- What you will do -
Look through the data for the string "header". Copy every line where it is found.
----
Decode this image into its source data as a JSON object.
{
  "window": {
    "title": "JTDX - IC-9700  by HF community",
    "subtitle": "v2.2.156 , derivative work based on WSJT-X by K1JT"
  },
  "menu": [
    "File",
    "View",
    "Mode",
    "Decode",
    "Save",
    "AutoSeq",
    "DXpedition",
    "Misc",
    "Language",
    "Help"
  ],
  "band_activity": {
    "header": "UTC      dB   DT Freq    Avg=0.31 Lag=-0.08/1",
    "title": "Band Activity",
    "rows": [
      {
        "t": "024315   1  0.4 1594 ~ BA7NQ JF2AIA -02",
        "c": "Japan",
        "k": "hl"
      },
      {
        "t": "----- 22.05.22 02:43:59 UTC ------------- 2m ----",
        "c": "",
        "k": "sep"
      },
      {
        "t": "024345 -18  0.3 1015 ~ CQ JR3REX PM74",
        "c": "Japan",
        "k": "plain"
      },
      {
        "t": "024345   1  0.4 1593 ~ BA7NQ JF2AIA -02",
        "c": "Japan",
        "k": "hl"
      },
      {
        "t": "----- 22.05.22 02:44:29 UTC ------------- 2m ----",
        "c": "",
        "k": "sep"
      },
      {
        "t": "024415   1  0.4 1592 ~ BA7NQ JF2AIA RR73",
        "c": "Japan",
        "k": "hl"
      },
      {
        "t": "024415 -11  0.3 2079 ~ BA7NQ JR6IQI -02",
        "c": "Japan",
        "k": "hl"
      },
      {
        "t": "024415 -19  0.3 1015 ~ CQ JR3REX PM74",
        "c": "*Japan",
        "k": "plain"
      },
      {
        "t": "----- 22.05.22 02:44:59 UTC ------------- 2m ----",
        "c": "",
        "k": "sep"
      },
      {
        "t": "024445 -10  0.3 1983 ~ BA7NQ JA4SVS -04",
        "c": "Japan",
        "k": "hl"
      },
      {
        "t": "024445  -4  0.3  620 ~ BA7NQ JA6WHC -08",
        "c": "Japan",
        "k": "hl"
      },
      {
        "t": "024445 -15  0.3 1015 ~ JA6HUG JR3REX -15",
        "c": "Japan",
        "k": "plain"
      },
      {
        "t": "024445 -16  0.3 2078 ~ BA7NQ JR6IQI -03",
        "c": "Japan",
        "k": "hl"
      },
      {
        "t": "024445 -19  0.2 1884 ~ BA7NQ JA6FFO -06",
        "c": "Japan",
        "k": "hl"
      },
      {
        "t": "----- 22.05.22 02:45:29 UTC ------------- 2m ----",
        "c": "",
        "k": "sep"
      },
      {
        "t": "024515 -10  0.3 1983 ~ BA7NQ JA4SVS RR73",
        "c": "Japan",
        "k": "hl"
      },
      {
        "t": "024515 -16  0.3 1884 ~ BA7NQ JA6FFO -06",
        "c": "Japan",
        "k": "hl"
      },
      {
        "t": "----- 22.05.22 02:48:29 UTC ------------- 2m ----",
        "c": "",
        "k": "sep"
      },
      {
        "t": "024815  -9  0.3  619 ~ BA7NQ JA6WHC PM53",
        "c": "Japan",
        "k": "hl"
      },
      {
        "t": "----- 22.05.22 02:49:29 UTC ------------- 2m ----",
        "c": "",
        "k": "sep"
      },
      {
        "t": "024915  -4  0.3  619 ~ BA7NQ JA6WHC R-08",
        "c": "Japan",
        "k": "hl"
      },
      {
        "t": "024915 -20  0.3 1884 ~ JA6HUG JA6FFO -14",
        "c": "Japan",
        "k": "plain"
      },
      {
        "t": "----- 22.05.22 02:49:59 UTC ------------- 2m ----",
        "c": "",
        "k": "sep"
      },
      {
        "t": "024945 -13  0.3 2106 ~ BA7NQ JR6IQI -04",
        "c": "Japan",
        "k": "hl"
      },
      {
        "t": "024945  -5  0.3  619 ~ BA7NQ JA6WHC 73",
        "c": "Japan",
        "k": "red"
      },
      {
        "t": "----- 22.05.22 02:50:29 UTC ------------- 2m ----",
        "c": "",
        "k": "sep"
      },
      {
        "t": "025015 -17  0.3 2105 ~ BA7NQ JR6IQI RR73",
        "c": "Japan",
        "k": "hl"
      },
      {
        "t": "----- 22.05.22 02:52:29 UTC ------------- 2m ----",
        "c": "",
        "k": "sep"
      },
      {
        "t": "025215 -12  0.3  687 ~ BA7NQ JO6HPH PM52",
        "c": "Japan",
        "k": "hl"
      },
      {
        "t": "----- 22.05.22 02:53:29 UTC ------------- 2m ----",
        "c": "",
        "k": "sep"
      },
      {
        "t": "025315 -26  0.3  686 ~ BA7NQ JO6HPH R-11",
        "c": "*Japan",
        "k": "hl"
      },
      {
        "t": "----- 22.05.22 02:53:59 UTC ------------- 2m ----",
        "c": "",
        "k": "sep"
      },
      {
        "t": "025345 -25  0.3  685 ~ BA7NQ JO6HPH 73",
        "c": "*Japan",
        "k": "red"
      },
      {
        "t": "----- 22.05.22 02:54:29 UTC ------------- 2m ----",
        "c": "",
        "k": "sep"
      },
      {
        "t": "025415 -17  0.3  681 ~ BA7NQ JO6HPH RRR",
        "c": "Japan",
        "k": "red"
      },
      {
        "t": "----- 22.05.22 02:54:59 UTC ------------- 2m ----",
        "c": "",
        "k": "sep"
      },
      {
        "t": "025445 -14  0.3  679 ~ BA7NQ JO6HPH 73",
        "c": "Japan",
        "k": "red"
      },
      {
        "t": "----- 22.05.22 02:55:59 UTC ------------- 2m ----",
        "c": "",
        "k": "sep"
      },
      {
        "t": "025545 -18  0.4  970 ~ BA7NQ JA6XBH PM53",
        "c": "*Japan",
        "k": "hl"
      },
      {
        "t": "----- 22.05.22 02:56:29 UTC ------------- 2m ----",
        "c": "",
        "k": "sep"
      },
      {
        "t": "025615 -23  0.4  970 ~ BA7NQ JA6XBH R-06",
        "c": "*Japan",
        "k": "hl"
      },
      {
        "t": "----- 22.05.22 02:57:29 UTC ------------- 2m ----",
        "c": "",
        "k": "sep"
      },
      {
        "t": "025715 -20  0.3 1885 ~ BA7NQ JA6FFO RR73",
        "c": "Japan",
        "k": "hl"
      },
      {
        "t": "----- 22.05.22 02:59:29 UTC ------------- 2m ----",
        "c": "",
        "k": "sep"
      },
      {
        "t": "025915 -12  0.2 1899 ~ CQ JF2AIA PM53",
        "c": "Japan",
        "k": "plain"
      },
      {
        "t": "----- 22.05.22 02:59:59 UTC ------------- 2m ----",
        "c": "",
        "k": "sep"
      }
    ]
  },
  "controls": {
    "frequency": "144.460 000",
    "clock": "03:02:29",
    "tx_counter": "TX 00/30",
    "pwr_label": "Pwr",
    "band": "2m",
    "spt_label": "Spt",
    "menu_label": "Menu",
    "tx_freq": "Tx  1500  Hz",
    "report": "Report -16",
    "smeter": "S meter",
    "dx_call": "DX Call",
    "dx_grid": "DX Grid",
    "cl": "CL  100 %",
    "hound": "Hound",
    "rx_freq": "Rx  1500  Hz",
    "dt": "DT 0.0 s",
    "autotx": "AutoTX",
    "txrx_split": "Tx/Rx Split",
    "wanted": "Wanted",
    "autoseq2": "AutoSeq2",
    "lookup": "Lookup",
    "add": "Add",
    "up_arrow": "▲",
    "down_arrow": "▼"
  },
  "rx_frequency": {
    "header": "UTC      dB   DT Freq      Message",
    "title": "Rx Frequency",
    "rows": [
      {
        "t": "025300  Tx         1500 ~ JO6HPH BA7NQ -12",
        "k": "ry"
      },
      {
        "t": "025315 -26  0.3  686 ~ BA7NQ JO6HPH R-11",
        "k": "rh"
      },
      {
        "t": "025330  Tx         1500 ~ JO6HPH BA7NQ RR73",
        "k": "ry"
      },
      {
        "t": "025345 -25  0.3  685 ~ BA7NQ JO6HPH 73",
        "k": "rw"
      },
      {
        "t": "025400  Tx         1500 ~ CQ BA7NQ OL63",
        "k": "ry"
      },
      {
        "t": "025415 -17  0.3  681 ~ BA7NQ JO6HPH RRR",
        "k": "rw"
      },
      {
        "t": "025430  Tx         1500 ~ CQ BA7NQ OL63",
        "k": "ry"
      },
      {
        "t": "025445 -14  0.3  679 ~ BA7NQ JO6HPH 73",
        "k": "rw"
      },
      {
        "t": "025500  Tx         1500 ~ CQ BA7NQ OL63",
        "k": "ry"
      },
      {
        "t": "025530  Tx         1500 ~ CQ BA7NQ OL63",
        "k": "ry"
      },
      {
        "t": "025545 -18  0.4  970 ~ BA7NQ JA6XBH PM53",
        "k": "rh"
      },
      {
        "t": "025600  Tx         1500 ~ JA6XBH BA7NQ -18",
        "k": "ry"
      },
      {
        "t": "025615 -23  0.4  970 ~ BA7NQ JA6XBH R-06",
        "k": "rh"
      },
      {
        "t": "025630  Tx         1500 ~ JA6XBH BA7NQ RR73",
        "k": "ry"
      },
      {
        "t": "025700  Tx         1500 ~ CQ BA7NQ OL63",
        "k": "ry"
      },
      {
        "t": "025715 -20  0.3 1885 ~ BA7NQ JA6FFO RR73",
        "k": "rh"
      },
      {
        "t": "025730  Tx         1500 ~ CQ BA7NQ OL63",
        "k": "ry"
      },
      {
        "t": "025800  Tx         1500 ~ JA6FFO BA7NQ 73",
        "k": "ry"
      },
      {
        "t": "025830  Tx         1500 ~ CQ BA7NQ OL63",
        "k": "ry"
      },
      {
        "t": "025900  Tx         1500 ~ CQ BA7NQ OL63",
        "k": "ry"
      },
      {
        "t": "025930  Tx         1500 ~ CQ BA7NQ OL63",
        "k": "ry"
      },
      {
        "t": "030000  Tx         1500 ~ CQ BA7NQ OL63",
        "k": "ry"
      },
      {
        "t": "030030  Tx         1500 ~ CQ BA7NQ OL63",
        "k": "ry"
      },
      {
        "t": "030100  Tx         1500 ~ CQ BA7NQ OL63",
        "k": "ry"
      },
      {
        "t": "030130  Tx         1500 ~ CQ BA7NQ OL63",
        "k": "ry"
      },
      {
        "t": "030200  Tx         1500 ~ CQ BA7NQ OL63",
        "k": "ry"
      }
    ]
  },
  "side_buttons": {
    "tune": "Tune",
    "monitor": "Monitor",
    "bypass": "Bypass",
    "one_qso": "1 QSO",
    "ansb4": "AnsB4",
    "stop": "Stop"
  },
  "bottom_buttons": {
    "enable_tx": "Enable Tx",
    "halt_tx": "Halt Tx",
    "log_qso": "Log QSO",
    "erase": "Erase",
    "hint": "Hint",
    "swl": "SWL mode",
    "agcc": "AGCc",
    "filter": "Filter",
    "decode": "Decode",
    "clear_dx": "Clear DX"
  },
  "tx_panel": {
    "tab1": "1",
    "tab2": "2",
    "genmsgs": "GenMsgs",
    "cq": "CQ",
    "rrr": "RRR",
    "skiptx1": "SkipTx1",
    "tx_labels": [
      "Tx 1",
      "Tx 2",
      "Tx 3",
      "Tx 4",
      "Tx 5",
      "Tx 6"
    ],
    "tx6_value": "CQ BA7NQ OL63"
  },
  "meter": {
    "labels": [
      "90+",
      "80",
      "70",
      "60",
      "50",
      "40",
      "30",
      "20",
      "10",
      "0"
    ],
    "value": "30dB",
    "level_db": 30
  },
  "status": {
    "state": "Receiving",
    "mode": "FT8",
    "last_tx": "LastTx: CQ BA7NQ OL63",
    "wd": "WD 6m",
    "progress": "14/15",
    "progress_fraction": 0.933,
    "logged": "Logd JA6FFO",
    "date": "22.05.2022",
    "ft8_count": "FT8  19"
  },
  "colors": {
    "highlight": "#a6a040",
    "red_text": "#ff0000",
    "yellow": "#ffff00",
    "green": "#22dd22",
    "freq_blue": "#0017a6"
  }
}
----
- Finished answer -
    "header": "UTC      dB   DT Freq    Avg=0.31 Lag=-0.08/1",
    "header": "UTC      dB   DT Freq      Message",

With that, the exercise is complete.